What the task asks:
From the records below, pull each line that has "January".

* begin *

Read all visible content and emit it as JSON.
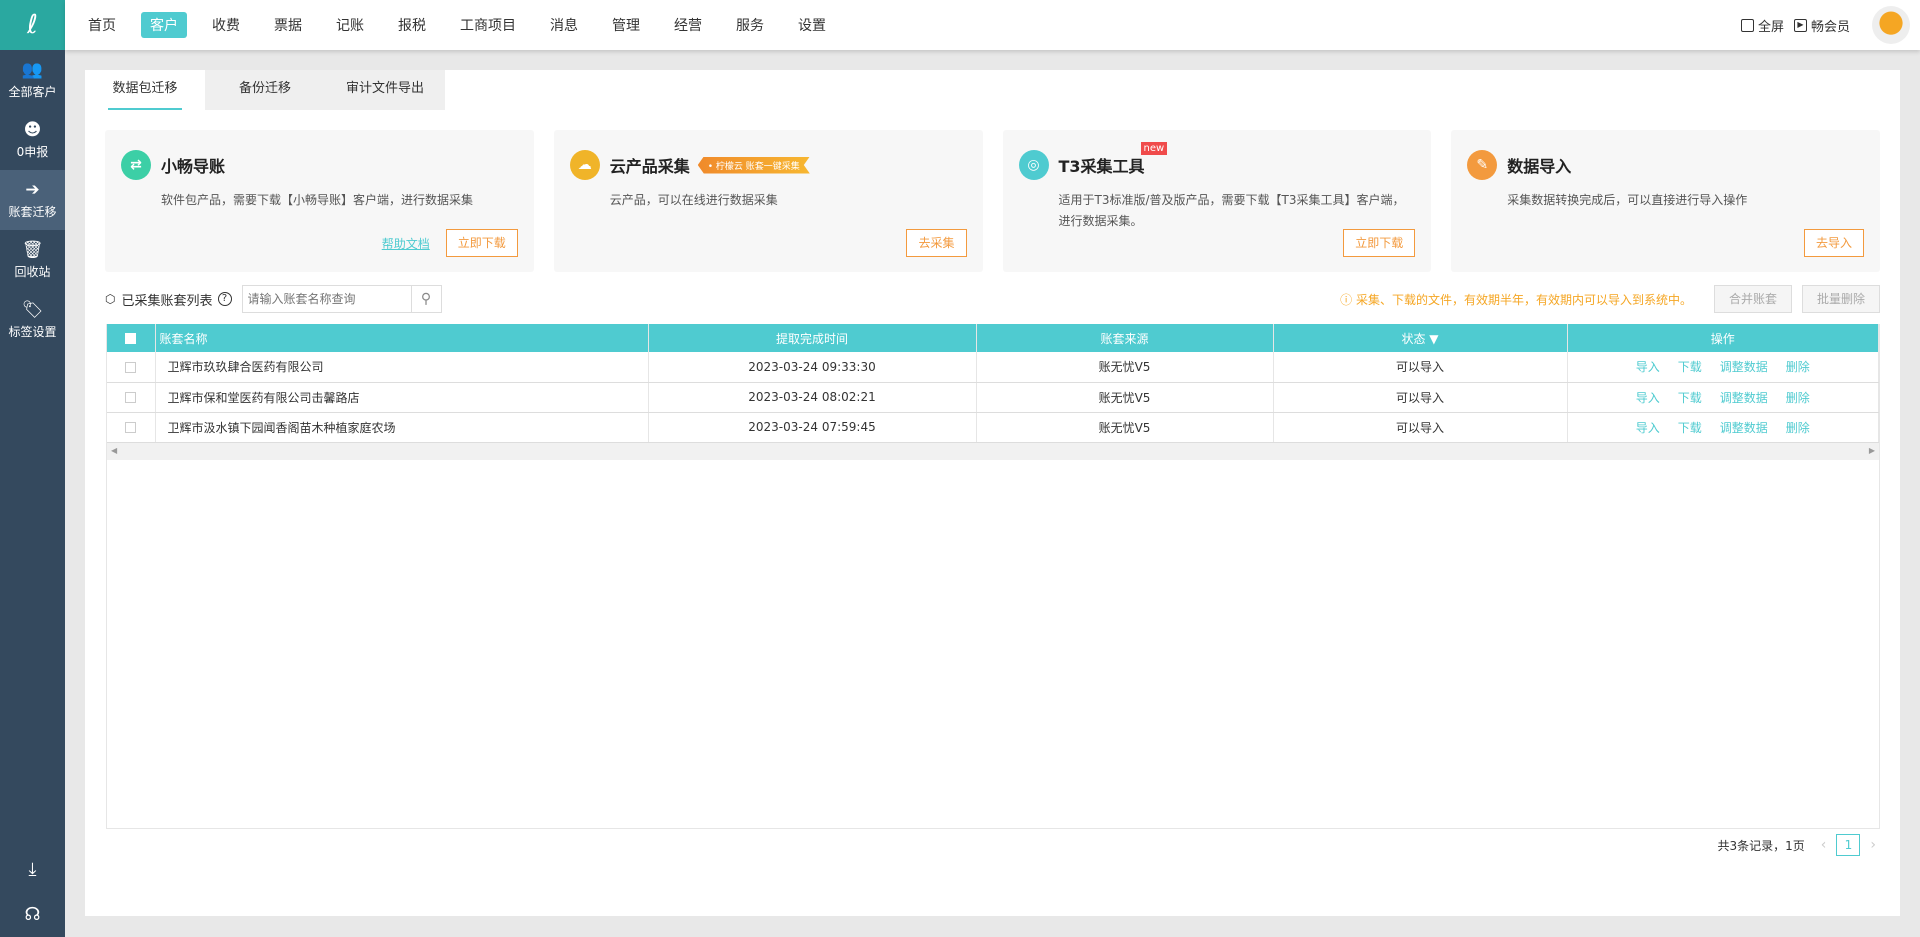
{
  "topnav": {
    "items": [
      "首页",
      "客户",
      "收费",
      "票据",
      "记账",
      "报税",
      "工商项目",
      "消息",
      "管理",
      "经营",
      "服务",
      "设置"
    ],
    "active": 1,
    "fullscreen": "全屏",
    "member": "畅会员"
  },
  "sidebar": {
    "items": [
      {
        "label": "全部客户",
        "icon": "users-icon"
      },
      {
        "label": "0申报",
        "icon": "declare-icon"
      },
      {
        "label": "账套迁移",
        "icon": "migrate-icon"
      },
      {
        "label": "回收站",
        "icon": "trash-icon"
      },
      {
        "label": "标签设置",
        "icon": "tag-icon"
      }
    ],
    "active": 2
  },
  "tabs": [
    "数据包迁移",
    "备份迁移",
    "审计文件导出"
  ],
  "cards": [
    {
      "title": "小畅导账",
      "desc": "软件包产品，需要下载【小畅导账】客户端，进行数据采集",
      "link": "帮助文档",
      "button": "立即下载",
      "color": "#3ccfa6"
    },
    {
      "title": "云产品采集",
      "badge": "• 柠檬云 账套一键采集",
      "desc": "云产品，可以在线进行数据采集",
      "button": "去采集",
      "color": "#f0b429"
    },
    {
      "title": "T3采集工具",
      "new": "new",
      "desc": "适用于T3标准版/普及版产品，需要下载【T3采集工具】客户端，进行数据采集。",
      "button": "立即下载",
      "color": "#4fcbd0"
    },
    {
      "title": "数据导入",
      "desc": "采集数据转换完成后，可以直接进行导入操作",
      "button": "去导入",
      "color": "#f39a3e"
    }
  ],
  "list": {
    "title": "已采集账套列表",
    "search_placeholder": "请输入账套名称查询",
    "tip": "ⓘ 采集、下载的文件，有效期半年，有效期内可以导入到系统中。",
    "merge": "合并账套",
    "batch_delete": "批量删除"
  },
  "table": {
    "headers": [
      "账套名称",
      "提取完成时间",
      "账套来源",
      "状态",
      "操作"
    ],
    "rows": [
      {
        "name": "卫辉市玖玖肆合医药有限公司",
        "time": "2023-03-24 09:33:30",
        "source": "账无忧V5",
        "status": "可以导入"
      },
      {
        "name": "卫辉市保和堂医药有限公司击馨路店",
        "time": "2023-03-24 08:02:21",
        "source": "账无忧V5",
        "status": "可以导入"
      },
      {
        "name": "卫辉市汲水镇下园闻香阁苗木种植家庭农场",
        "time": "2023-03-24 07:59:45",
        "source": "账无忧V5",
        "status": "可以导入"
      }
    ],
    "ops": [
      "导入",
      "下载",
      "调整数据",
      "删除"
    ]
  },
  "pagination": {
    "summary": "共3条记录，1页",
    "current": "1"
  }
}
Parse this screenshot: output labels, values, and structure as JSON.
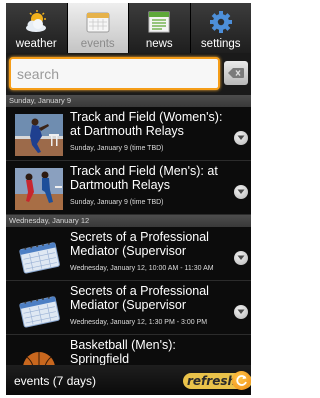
{
  "tabs": [
    {
      "label": "weather",
      "icon": "weather-icon",
      "active": false
    },
    {
      "label": "events",
      "icon": "calendar-icon",
      "active": true
    },
    {
      "label": "news",
      "icon": "news-icon",
      "active": false
    },
    {
      "label": "settings",
      "icon": "gear-icon",
      "active": false
    }
  ],
  "search": {
    "placeholder": "search"
  },
  "sections": [
    {
      "date": "Sunday, January 9",
      "items": [
        {
          "title": "Track and Field (Women's): at Dartmouth Relays",
          "subtitle": "Sunday, January 9 (time TBD)",
          "thumbnail": "track-photo"
        },
        {
          "title": "Track and Field (Men's): at Dartmouth Relays",
          "subtitle": "Sunday, January 9 (time TBD)",
          "thumbnail": "track-photo"
        }
      ]
    },
    {
      "date": "Wednesday, January 12",
      "items": [
        {
          "title": "Secrets of a Professional Mediator (Supervisor",
          "subtitle": "Wednesday, January 12, 10:00 AM - 11:30 AM",
          "thumbnail": "calendar-book-icon"
        },
        {
          "title": "Secrets of a Professional Mediator (Supervisor",
          "subtitle": "Wednesday, January 12, 1:30 PM - 3:00 PM",
          "thumbnail": "calendar-book-icon"
        },
        {
          "title": "Basketball (Men's): Springfield",
          "subtitle": "",
          "thumbnail": "basketball-icon"
        }
      ]
    }
  ],
  "footer": {
    "status": "events (7 days)",
    "refresh_label": "refresh"
  },
  "colors": {
    "accent": "#f59d18",
    "background": "#0c0c0c",
    "refresh": "#e9c24a"
  }
}
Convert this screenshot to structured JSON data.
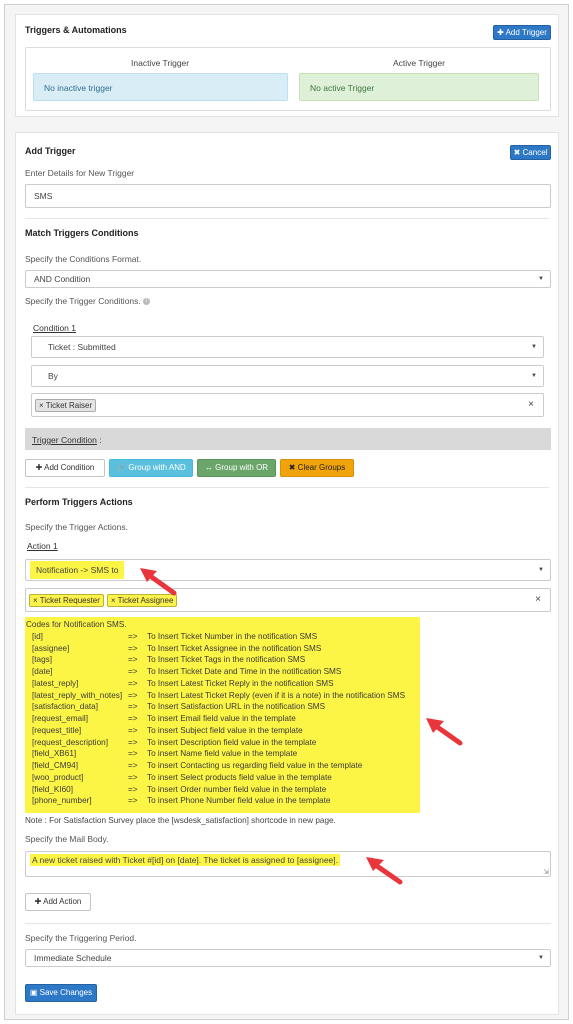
{
  "triggers": {
    "title": "Triggers & Automations",
    "add_button": "Add Trigger",
    "inactive_header": "Inactive Trigger",
    "active_header": "Active Trigger",
    "inactive_empty": "No inactive trigger",
    "active_empty": "No active Trigger"
  },
  "add_trigger": {
    "title": "Add Trigger",
    "cancel_button": "Cancel",
    "details_label": "Enter Details for New Trigger",
    "name_value": "SMS"
  },
  "conditions": {
    "title": "Match Triggers Conditions",
    "format_label": "Specify the Conditions Format.",
    "format_value": "AND Condition",
    "conditions_label": "Specify the Trigger Conditions.",
    "condition1_label": "Condition 1",
    "field_value": "Ticket : Submitted",
    "operator_value": "By",
    "tags": [
      "Ticket Raiser"
    ],
    "trigger_condition_label": "Trigger Condition",
    "trigger_condition_colon": ":",
    "buttons": {
      "add": "Add Condition",
      "group_and": "Group with AND",
      "group_or": "Group with OR",
      "clear": "Clear Groups"
    }
  },
  "actions": {
    "title": "Perform Triggers Actions",
    "specify_label": "Specify the Trigger Actions.",
    "action1_label": "Action 1",
    "action_value": "Notification -> SMS to",
    "tags": [
      "Ticket Requester",
      "Ticket Assignee"
    ],
    "codes_title": "Codes for Notification SMS.",
    "codes": [
      {
        "key": "[id]",
        "desc": "To Insert Ticket Number in the notification SMS"
      },
      {
        "key": "[assignee]",
        "desc": "To Insert Ticket Assignee in the notification SMS"
      },
      {
        "key": "[tags]",
        "desc": "To Insert Ticket Tags in the notification SMS"
      },
      {
        "key": "[date]",
        "desc": "To Insert Ticket Date and Time in the notification SMS"
      },
      {
        "key": "[latest_reply]",
        "desc": "To Insert Latest Ticket Reply in the notification SMS"
      },
      {
        "key": "[latest_reply_with_notes]",
        "desc": "To Insert Latest Ticket Reply (even if it is a note) in the notification SMS"
      },
      {
        "key": "[satisfaction_data]",
        "desc": "To Insert Satisfaction URL in the notification SMS"
      },
      {
        "key": "[request_email]",
        "desc": "To insert Email field value in the template"
      },
      {
        "key": "[request_title]",
        "desc": "To insert Subject field value in the template"
      },
      {
        "key": "[request_description]",
        "desc": "To insert Description field value in the template"
      },
      {
        "key": "[field_XB61]",
        "desc": "To insert Name field value in the template"
      },
      {
        "key": "[field_CM94]",
        "desc": "To insert Contacting us regarding field value in the template"
      },
      {
        "key": "[woo_product]",
        "desc": "To insert Select products field value in the template"
      },
      {
        "key": "[field_KI60]",
        "desc": "To insert Order number field value in the template"
      },
      {
        "key": "[phone_number]",
        "desc": "To insert Phone Number field value in the template"
      }
    ],
    "arrow_symbol": "=>",
    "note": "Note : For Satisfaction Survey place the [wsdesk_satisfaction] shortcode in new page.",
    "mail_body_label": "Specify the Mail Body.",
    "mail_body_value": "A new ticket raised with Ticket #[id] on [date]. The ticket is assigned to [assignee].",
    "add_action_button": "Add Action"
  },
  "period": {
    "label": "Specify the Triggering Period.",
    "value": "Immediate Schedule"
  },
  "save_button": "Save Changes",
  "colors": {
    "primary": "#2e78c8",
    "inactive_bg": "#d9edf7",
    "active_bg": "#dff0d8",
    "highlight": "#fcf545",
    "arrow": "#e8363c"
  }
}
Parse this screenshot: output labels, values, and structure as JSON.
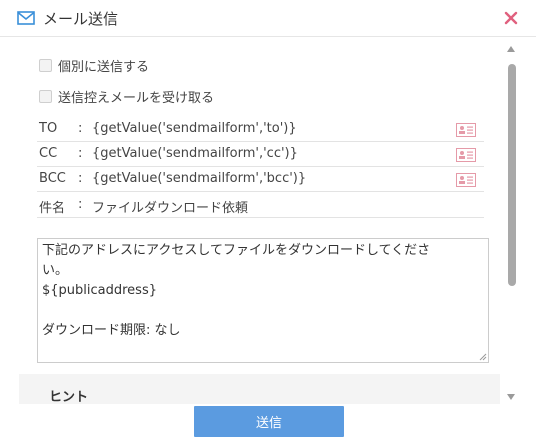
{
  "dialog": {
    "title": "メール送信"
  },
  "options": [
    {
      "label": "個別に送信する",
      "checked": false
    },
    {
      "label": "送信控えメールを受け取る",
      "checked": false
    }
  ],
  "fields": [
    {
      "label": "TO",
      "colon": ":",
      "value": "{getValue('sendmailform','to')}",
      "has_address_book": true
    },
    {
      "label": "CC",
      "colon": ":",
      "value": "{getValue('sendmailform','cc')}",
      "has_address_book": true
    },
    {
      "label": "BCC",
      "colon": ":",
      "value": "{getValue('sendmailform','bcc')}",
      "has_address_book": true
    },
    {
      "label": "件名",
      "colon": ":",
      "value": "ファイルダウンロード依頼",
      "has_address_book": false
    }
  ],
  "body": {
    "lines": [
      "下記のアドレスにアクセスしてファイルをダウンロードしてくださ",
      "い。",
      "${publicaddress}",
      "",
      "ダウンロード期限: なし"
    ]
  },
  "hint": {
    "title": "ヒント"
  },
  "footer": {
    "send_label": "送信"
  },
  "colors": {
    "accent": "#5b9be0",
    "close": "#e0607e",
    "address_icon": "#e59aa8"
  },
  "icons": {
    "title": "mail-icon",
    "close": "close-icon",
    "address_book": "address-book-icon"
  }
}
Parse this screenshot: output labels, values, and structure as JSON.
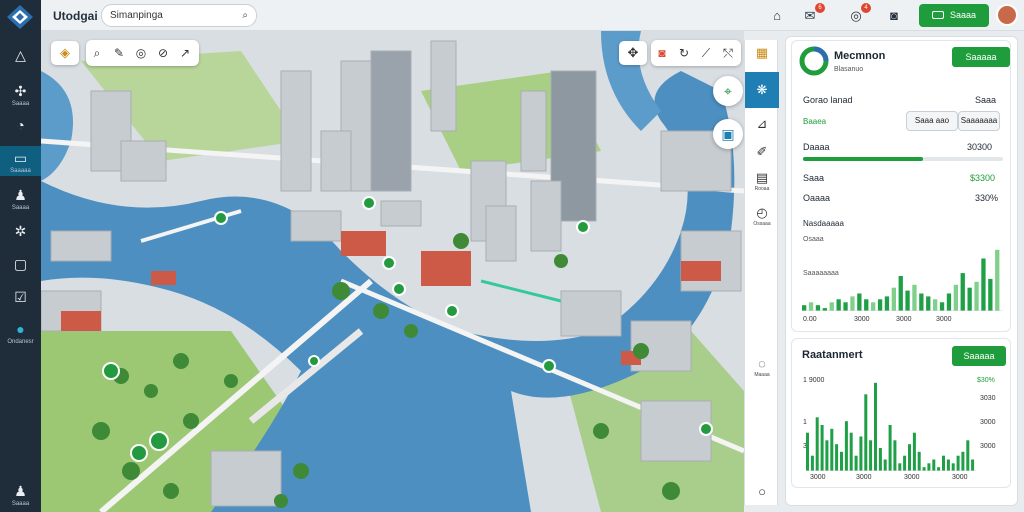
{
  "app": {
    "title": "Utodgai",
    "search_value": "Simanpinga"
  },
  "header_badges": {
    "messages": "6",
    "alerts": "4"
  },
  "header": {
    "dashboard_label": "Saaaa"
  },
  "sidebar": {
    "items": [
      {
        "icon": "home-icon",
        "label": ""
      },
      {
        "icon": "network-icon",
        "label": "Saaaa"
      },
      {
        "icon": "chat-icon",
        "label": ""
      },
      {
        "icon": "layers-icon",
        "label": "Saaaaa"
      },
      {
        "icon": "user-icon",
        "label": "Saaaa"
      },
      {
        "icon": "gear-icon",
        "label": ""
      },
      {
        "icon": "chart-icon",
        "label": ""
      },
      {
        "icon": "check-icon",
        "label": ""
      },
      {
        "icon": "globe-icon",
        "label": "Ondanesr"
      },
      {
        "icon": "person-icon",
        "label": "Saaaa"
      }
    ]
  },
  "map_strip": {
    "labels": {
      "layers": "Rooaa",
      "legend": "Ossaaa",
      "help": "Maaaa"
    }
  },
  "panel": {
    "title": "Mecmnon",
    "subtitle": "Blasanuo",
    "action_label": "Saaaaa",
    "row1": {
      "label": "Gorao lanad",
      "value": "Saaa"
    },
    "filter": {
      "label": "Baaea",
      "pill_a": "Saaa aao",
      "pill_b": "Saaaaaaa"
    },
    "progress": {
      "label": "Daaaa",
      "value": "30300",
      "fraction": 0.6
    },
    "stat_a": {
      "label": "Saaa",
      "value": "$3300"
    },
    "stat_b": {
      "label": "Oaaaa",
      "value": "330%"
    },
    "chart_title": "Nasdaaaaa",
    "chart_sub": "Osaaa",
    "legend_a": "Saaaaaaaa",
    "chart_ticks": [
      "0.00",
      "3000",
      "3000",
      "3000"
    ]
  },
  "panel2": {
    "title": "Raatanmert",
    "action_label": "Saaaaa",
    "ticks_left": [
      "1 9000",
      "1",
      "3"
    ],
    "ticks_right": [
      "$30%",
      "3030",
      "3000",
      "3000"
    ],
    "bottom_ticks": [
      "3000",
      "3000",
      "3000",
      "3000"
    ]
  },
  "chart_data": [
    {
      "type": "bar",
      "title": "Nasdaaaaa",
      "series": [
        {
          "name": "Saaaaaaaa",
          "values": [
            2,
            3,
            2,
            1,
            3,
            4,
            3,
            5,
            6,
            4,
            3,
            4,
            5,
            8,
            12,
            7,
            9,
            6,
            5,
            4,
            3,
            6,
            9,
            13,
            8,
            10,
            18,
            11,
            21
          ]
        }
      ],
      "ylim": [
        0,
        24
      ]
    },
    {
      "type": "bar",
      "title": "Raatanmert",
      "series": [
        {
          "name": "",
          "values": [
            10,
            4,
            14,
            12,
            8,
            11,
            7,
            5,
            13,
            10,
            4,
            9,
            20,
            8,
            23,
            6,
            3,
            12,
            8,
            2,
            4,
            7,
            10,
            5,
            1,
            2,
            3,
            1,
            4,
            3,
            2,
            4,
            5,
            8,
            3
          ]
        }
      ],
      "ylim": [
        0,
        24
      ]
    }
  ]
}
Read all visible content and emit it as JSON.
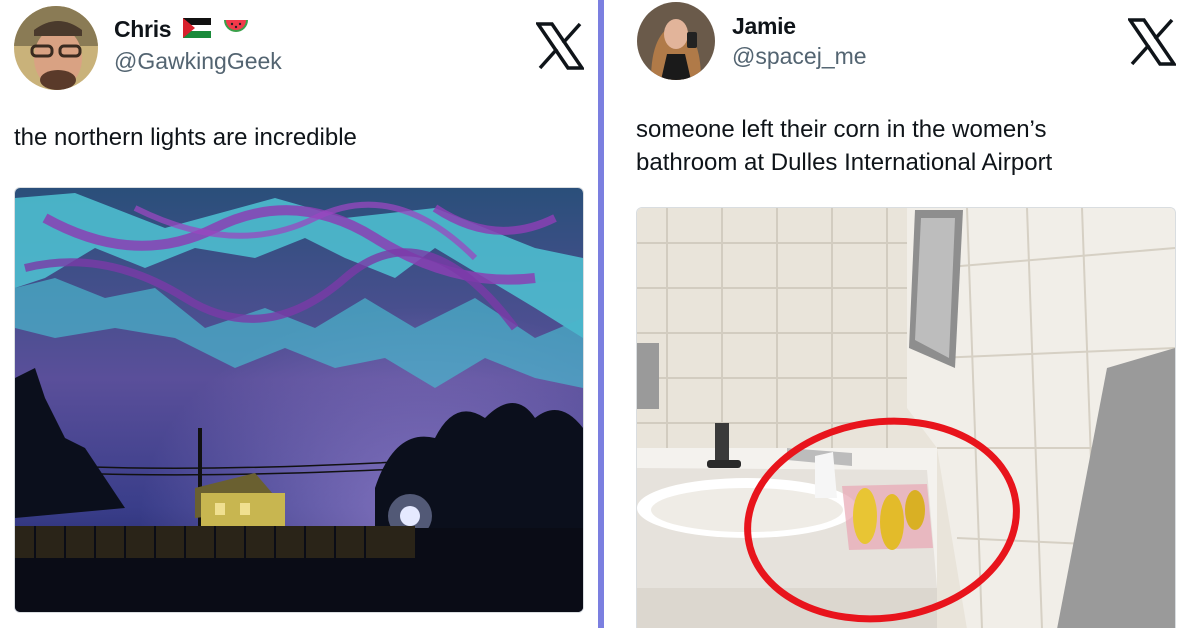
{
  "tweets": [
    {
      "display_name": "Chris",
      "handle": "@GawkingGeek",
      "name_emojis": [
        "palestine-flag",
        "watermelon"
      ],
      "text": "the northern lights are incredible",
      "photo": "northern-lights-photo"
    },
    {
      "display_name": "Jamie",
      "handle": "@spacej_me",
      "text_line1": "someone left their corn in the women’s",
      "text_line2": "bathroom at Dulles International Airport",
      "photo": "bathroom-corn-photo"
    }
  ],
  "icons": {
    "platform": "x-logo"
  },
  "colors": {
    "divider": "#7b7fe0",
    "highlight_circle": "#e8141c",
    "handle": "#536471"
  }
}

* end *

Exercise response:
      "date": "Sunday, January 9",
          "subtitle": "Sunday, January 9 (time TBD)",
          "subtitle": "Sunday, January 9 (time TBD)",
      "date": "Wednesday, January 12",
          "subtitle": "Wednesday, January 12, 10:00 AM - 11:30 AM",
          "subtitle": "Wednesday, January 12, 1:30 PM - 3:00 PM",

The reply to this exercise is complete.